** Problem to work on **
Identify the lines that contain the string "symbol", then copy each of them.

** Input records **

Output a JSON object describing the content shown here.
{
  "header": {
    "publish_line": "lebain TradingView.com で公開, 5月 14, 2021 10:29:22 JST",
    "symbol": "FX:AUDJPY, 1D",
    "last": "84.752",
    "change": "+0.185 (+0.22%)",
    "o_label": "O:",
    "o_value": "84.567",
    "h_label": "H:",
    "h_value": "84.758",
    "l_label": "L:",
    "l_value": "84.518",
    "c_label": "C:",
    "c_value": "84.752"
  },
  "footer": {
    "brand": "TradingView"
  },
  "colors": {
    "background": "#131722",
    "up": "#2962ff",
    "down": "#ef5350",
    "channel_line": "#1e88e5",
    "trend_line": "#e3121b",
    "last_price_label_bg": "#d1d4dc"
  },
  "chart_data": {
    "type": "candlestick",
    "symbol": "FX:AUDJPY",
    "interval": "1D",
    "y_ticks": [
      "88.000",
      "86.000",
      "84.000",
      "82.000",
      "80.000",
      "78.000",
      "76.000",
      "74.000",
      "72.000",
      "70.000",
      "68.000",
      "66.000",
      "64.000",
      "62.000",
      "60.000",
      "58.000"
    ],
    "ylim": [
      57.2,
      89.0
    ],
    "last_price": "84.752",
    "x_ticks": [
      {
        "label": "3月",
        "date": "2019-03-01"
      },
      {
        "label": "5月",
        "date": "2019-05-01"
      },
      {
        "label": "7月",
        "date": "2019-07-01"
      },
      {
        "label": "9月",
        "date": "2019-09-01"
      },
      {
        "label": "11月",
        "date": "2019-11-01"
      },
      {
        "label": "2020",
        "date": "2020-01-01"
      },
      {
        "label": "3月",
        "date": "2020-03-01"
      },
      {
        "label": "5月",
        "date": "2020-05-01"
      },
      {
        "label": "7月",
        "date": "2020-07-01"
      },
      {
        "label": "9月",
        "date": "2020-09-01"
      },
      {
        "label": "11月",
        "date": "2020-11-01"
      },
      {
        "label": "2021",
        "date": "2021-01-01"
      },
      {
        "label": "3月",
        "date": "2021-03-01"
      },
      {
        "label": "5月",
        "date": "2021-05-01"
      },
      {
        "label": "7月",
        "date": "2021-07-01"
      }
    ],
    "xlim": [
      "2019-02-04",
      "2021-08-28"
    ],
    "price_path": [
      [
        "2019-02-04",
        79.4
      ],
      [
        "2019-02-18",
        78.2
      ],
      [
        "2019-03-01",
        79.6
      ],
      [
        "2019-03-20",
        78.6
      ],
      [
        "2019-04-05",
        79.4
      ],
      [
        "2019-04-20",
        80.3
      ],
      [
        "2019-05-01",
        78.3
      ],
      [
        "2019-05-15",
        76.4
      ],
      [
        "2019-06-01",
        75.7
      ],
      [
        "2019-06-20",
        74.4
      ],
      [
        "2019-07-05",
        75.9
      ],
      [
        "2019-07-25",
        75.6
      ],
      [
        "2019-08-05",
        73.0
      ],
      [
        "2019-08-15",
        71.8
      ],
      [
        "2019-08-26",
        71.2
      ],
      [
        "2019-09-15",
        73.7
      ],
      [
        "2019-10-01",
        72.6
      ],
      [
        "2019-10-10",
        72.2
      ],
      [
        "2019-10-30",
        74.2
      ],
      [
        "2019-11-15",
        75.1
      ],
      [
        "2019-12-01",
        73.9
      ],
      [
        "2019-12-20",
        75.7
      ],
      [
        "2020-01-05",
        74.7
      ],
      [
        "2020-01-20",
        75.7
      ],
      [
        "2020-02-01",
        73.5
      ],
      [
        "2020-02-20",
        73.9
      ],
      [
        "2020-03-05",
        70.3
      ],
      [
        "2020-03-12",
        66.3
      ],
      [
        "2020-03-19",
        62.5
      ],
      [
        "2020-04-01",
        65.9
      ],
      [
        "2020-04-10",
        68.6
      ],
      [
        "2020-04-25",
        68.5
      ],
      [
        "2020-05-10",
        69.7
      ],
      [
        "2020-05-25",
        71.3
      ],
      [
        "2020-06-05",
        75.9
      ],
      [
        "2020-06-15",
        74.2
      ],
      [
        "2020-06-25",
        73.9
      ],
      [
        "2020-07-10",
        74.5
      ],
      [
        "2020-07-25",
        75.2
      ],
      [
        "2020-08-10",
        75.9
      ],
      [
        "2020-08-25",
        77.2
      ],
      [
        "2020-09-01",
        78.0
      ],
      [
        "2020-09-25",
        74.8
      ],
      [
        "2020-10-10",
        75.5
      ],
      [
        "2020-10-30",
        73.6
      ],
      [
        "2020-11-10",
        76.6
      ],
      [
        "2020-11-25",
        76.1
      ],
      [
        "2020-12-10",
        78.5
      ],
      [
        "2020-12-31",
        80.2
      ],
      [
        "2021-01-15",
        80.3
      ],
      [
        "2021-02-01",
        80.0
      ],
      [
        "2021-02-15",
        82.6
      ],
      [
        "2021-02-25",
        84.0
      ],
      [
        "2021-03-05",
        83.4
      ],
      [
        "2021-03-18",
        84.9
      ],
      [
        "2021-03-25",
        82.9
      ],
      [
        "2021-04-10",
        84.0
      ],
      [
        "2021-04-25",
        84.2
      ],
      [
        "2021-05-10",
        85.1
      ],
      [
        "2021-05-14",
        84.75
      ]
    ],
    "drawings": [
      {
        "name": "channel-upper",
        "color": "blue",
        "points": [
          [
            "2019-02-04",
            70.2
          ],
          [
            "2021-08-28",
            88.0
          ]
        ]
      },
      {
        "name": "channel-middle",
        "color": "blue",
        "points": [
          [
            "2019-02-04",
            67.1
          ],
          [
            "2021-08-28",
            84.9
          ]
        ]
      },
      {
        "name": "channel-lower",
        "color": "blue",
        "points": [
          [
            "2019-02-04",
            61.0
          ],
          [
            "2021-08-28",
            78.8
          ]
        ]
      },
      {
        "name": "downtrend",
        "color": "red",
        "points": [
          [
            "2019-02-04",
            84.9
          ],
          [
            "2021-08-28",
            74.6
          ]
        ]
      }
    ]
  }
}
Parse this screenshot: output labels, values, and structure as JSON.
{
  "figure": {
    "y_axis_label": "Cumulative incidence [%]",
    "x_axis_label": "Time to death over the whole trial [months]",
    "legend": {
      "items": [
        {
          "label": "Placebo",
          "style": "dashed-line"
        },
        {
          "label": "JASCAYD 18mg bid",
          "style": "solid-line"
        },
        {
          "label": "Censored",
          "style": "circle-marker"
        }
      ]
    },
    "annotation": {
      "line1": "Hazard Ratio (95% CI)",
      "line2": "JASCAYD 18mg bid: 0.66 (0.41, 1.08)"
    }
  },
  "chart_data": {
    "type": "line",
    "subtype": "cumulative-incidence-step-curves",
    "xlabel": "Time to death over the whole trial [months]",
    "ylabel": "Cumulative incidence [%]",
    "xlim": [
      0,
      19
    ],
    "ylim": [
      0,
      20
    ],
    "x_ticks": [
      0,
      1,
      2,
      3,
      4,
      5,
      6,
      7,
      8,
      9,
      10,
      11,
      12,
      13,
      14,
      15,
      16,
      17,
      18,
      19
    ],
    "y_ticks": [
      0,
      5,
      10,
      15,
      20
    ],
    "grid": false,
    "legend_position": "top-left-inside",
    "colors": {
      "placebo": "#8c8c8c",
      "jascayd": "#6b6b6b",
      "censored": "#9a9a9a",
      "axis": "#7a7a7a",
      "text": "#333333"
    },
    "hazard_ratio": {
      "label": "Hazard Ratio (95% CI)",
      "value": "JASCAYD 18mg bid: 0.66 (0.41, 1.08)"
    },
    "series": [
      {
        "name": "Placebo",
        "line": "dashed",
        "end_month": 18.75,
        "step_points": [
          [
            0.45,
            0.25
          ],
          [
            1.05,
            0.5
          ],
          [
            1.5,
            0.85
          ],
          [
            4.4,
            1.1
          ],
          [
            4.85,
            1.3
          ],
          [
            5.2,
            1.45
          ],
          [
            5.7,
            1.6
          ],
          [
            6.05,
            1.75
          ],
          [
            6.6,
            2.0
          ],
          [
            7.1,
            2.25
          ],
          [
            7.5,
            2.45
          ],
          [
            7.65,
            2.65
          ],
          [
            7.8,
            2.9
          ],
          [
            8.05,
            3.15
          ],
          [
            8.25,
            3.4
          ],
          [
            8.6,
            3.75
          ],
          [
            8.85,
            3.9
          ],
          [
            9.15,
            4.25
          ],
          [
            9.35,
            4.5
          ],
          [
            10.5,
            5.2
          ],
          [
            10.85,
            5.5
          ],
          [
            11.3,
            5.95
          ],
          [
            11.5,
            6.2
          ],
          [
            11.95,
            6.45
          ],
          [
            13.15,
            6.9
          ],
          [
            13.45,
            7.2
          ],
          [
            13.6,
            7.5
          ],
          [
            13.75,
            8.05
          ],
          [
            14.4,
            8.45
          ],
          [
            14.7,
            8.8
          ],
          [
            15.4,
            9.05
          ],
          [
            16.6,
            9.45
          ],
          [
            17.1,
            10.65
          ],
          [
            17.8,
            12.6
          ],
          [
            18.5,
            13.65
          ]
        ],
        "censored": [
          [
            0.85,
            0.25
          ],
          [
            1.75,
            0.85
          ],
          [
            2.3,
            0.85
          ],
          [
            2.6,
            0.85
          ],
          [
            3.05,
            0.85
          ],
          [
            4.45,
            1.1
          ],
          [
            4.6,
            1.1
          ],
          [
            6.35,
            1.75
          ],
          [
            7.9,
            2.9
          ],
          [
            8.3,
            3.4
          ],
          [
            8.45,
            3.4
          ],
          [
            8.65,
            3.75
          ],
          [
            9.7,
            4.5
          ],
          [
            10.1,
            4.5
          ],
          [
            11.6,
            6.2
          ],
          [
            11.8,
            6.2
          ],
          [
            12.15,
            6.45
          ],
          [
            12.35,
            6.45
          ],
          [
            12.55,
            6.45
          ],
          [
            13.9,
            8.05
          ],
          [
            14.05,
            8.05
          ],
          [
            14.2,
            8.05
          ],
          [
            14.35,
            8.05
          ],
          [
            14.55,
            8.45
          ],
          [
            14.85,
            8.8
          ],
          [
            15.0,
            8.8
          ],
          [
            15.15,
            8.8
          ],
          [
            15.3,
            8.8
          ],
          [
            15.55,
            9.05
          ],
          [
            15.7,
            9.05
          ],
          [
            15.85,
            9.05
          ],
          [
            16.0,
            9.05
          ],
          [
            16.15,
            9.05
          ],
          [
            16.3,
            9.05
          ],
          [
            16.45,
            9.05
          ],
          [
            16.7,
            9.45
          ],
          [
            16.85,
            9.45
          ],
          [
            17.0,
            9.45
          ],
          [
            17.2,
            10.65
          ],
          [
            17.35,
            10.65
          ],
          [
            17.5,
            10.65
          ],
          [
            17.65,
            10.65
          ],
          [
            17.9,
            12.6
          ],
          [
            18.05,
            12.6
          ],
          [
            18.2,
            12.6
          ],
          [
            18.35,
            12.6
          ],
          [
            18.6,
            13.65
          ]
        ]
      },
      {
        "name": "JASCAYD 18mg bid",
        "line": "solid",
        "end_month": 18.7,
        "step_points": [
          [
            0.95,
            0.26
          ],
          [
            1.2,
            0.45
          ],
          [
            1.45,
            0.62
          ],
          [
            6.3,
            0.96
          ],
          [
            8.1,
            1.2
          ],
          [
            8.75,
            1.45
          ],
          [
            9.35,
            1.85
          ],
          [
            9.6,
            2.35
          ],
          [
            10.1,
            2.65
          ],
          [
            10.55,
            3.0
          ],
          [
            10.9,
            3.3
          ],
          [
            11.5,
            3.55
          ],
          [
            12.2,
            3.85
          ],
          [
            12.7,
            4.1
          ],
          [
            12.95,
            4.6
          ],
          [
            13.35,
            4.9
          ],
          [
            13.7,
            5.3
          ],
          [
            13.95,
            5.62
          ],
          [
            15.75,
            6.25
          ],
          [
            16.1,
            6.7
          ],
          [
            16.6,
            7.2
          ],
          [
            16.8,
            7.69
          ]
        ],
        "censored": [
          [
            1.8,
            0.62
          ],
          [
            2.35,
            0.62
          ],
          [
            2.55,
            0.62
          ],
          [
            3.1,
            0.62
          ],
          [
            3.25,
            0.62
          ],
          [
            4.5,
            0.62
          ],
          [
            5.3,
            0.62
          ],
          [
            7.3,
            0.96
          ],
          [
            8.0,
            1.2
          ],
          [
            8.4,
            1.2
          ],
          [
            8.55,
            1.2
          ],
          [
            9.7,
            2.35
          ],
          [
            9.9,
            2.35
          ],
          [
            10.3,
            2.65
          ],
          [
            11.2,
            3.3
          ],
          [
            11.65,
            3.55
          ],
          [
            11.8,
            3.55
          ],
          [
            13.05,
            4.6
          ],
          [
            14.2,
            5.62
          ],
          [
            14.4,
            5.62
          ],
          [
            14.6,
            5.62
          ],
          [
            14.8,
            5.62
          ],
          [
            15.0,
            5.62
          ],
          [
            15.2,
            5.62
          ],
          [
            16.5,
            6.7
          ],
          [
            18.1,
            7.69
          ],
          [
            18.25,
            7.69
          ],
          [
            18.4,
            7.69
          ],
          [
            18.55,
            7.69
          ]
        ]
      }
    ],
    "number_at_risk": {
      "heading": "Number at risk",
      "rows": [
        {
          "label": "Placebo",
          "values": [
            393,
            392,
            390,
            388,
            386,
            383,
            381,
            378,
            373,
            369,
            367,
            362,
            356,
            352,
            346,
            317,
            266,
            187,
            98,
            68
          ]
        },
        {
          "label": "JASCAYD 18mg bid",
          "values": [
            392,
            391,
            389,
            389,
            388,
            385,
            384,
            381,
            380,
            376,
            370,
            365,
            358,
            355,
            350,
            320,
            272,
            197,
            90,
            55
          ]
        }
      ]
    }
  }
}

** Task result **
    "symbol": "FX:AUDJPY, 1D",
    "symbol": "FX:AUDJPY",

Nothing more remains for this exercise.